● **WRITTEN TASK**
Filter out everything except lines holding "document".
┌─ ITEMS
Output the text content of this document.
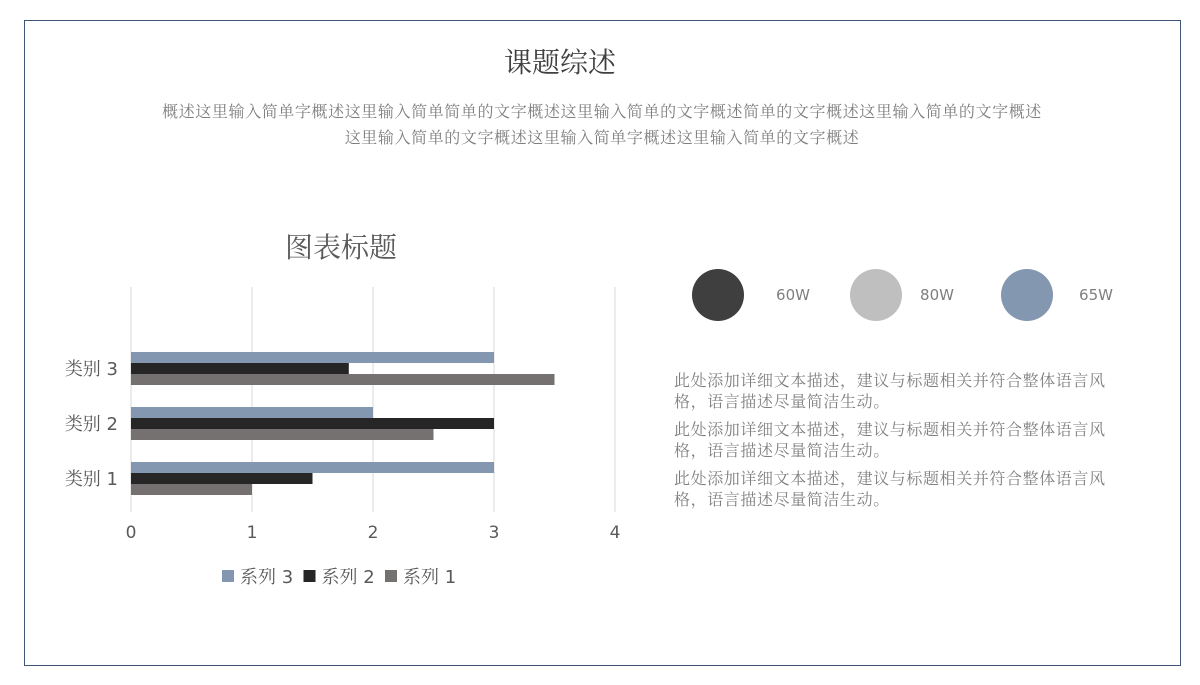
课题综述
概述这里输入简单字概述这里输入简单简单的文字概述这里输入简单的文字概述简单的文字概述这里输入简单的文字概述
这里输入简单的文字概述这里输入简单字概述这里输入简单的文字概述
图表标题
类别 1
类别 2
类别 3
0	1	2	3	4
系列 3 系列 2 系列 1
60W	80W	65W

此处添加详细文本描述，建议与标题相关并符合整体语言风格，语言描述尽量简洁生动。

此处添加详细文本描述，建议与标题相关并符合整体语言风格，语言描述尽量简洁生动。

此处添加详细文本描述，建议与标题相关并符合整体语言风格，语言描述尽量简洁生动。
└─
┌─ ITEMS
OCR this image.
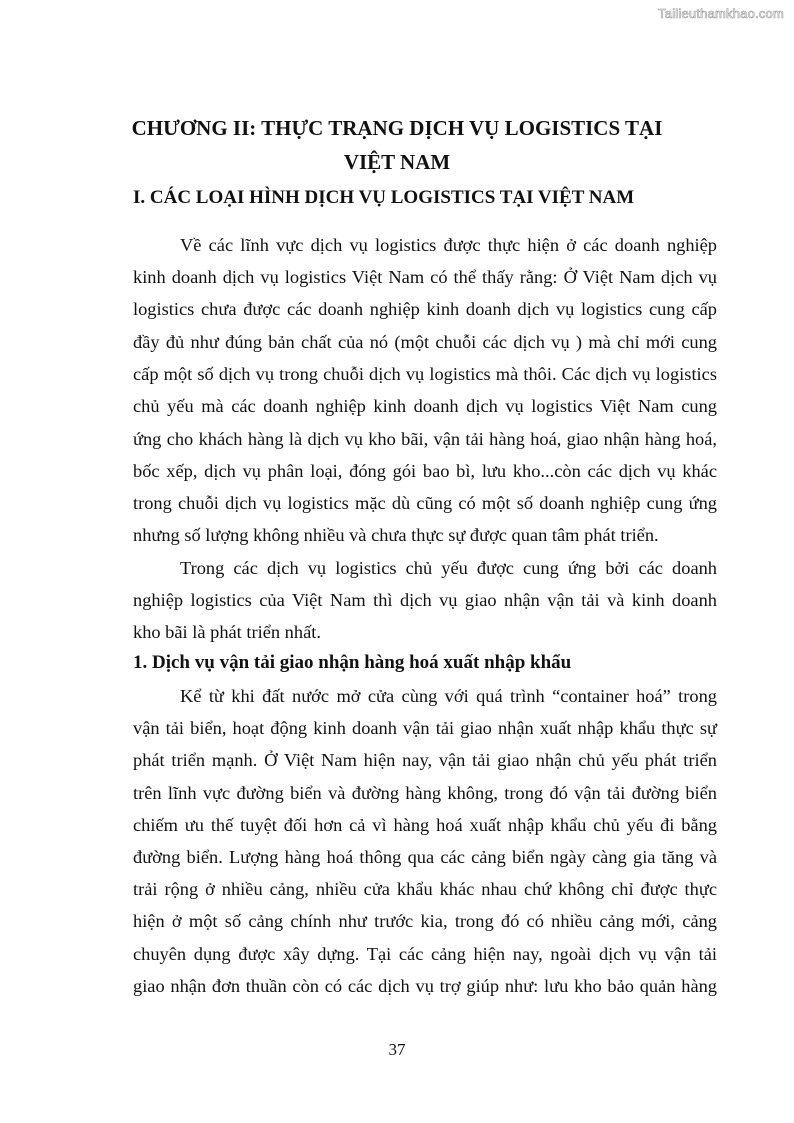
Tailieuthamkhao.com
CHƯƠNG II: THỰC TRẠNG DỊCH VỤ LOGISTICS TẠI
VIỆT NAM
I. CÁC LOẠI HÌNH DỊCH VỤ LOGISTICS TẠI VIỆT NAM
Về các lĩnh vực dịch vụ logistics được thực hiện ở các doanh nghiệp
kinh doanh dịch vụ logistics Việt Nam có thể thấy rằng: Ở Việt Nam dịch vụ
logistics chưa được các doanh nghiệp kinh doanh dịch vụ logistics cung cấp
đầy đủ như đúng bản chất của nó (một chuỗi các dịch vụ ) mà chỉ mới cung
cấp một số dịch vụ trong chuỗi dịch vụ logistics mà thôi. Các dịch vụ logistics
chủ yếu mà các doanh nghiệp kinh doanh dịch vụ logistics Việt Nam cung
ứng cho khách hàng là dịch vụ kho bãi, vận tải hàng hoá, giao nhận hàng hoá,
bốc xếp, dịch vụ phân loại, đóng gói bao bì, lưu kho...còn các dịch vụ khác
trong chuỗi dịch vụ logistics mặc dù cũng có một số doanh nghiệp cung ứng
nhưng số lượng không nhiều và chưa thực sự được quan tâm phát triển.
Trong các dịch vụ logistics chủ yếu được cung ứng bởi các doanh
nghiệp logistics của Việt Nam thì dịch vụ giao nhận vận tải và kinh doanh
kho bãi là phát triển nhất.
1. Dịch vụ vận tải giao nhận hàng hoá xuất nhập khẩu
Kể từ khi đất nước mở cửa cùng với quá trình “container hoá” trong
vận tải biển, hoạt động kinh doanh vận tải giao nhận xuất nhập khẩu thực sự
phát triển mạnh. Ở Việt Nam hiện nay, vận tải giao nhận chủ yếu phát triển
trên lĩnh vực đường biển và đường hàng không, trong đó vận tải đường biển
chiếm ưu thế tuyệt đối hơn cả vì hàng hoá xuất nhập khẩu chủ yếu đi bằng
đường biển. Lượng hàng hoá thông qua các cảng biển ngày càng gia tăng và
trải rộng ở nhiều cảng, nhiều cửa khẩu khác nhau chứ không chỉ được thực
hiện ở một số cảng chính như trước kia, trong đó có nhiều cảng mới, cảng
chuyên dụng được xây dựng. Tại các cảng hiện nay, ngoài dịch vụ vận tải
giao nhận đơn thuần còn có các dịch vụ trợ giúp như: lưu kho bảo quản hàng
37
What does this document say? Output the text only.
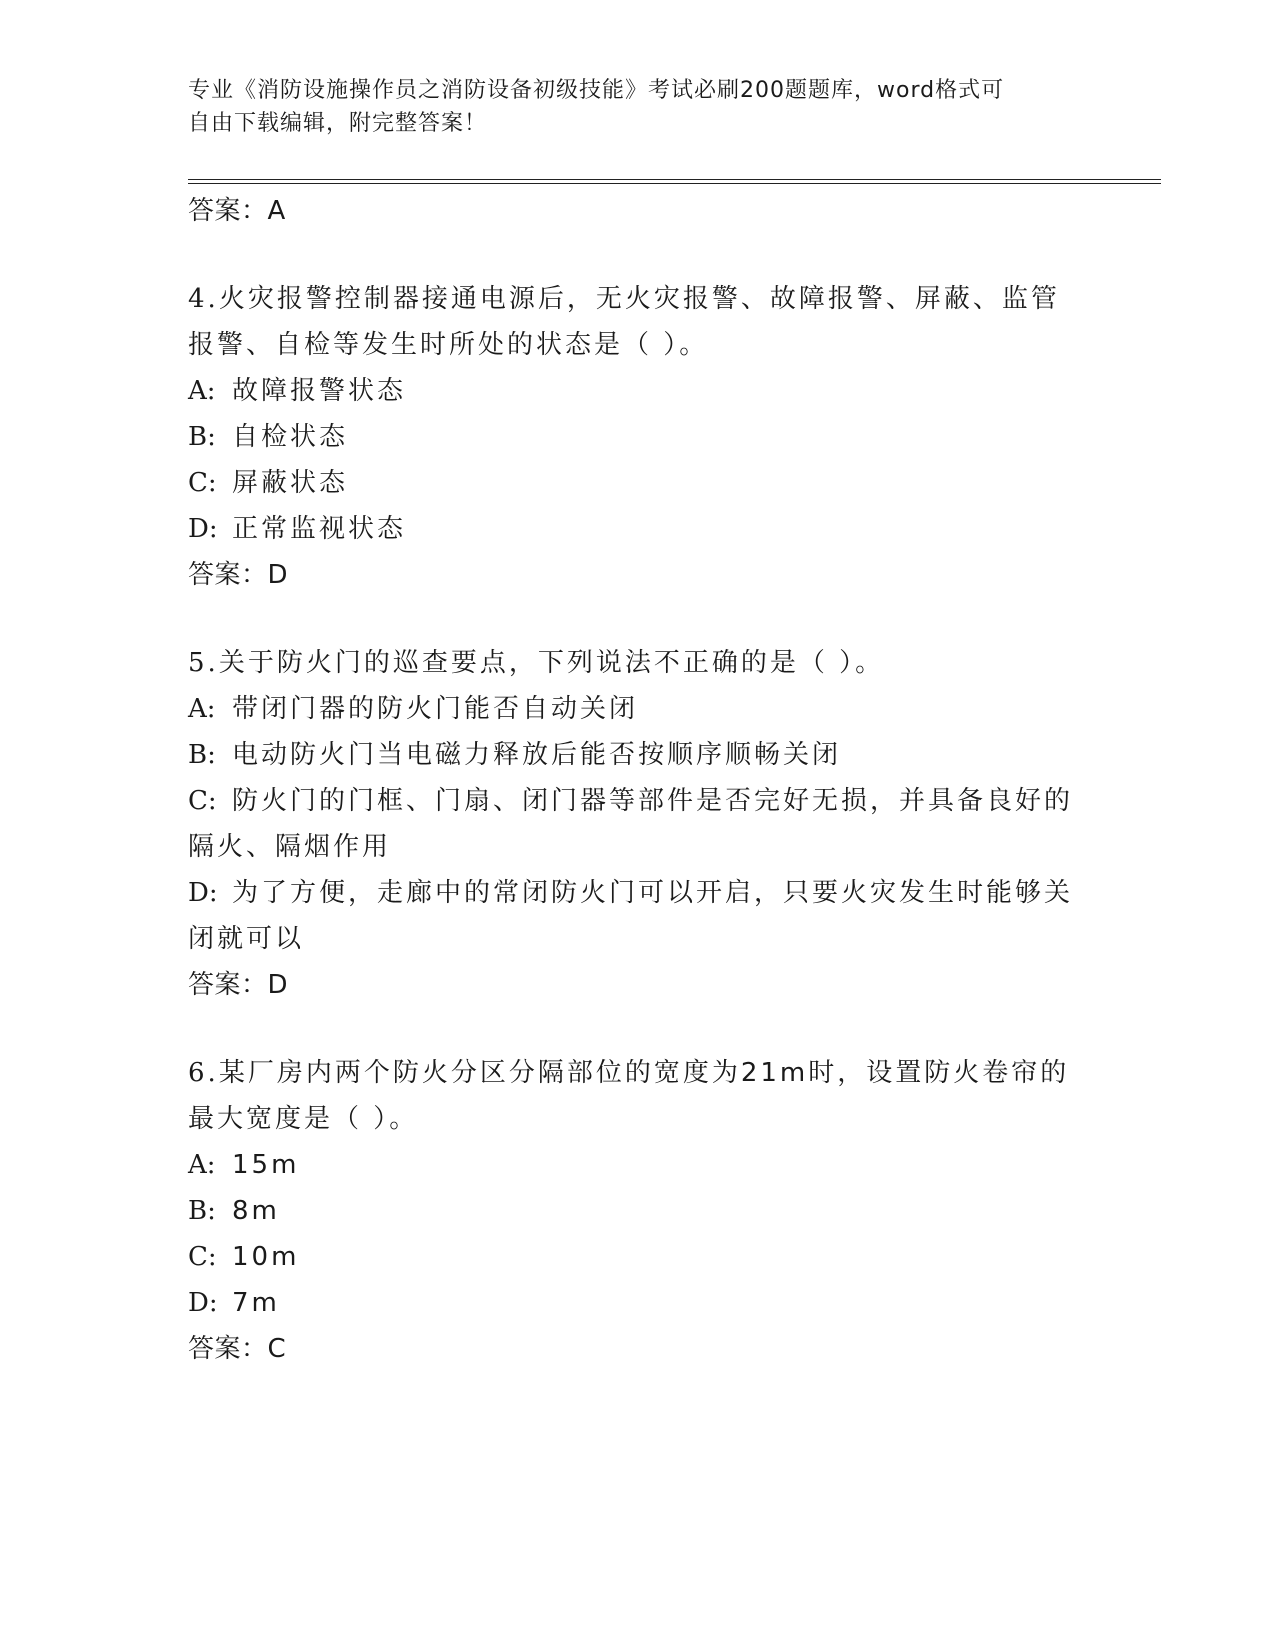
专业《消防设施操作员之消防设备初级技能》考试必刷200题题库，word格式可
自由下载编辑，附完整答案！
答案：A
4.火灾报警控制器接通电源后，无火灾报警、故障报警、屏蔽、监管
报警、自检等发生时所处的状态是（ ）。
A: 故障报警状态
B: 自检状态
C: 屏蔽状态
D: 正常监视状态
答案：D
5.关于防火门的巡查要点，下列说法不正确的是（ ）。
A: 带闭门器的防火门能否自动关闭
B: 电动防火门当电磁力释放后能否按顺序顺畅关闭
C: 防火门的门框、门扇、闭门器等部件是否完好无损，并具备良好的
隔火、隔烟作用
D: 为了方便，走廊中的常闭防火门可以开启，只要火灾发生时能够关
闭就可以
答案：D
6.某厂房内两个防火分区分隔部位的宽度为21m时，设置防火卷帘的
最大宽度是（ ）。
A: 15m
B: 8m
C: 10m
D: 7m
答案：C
└─
● **ANSWER TO THE PROBLEM**
Output the text content of this document.
What does this document say? Output the text only.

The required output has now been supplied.